→ Data records
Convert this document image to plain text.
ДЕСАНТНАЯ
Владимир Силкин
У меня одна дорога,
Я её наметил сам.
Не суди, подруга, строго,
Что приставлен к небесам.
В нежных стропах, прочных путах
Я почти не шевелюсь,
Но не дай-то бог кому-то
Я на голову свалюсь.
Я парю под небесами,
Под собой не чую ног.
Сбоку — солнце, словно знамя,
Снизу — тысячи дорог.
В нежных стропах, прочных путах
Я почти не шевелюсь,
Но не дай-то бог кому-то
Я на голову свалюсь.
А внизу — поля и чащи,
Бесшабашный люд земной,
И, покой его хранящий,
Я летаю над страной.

→ Direction
The listing above must be transcribed exactly, line by line.

→ Result
Convert this document image to plain text.
ДЕСАНТНАЯ
Владимир Силкин
У меня одна дорога,
Я её наметил сам.
Не суди, подруга, строго,
Что приставлен к небесам.
В нежных стропах, прочных путах
Я почти не шевелюсь,
Но не дай-то бог кому-то
Я на голову свалюсь.
Я парю под небесами,
Под собой не чую ног.
Сбоку — солнце, словно знамя,
Снизу — тысячи дорог.
В нежных стропах, прочных путах
Я почти не шевелюсь,
Но не дай-то бог кому-то
Я на голову свалюсь.
А внизу — поля и чащи,
Бесшабашный люд земной,
И, покой его хранящий,
Я летаю над страной.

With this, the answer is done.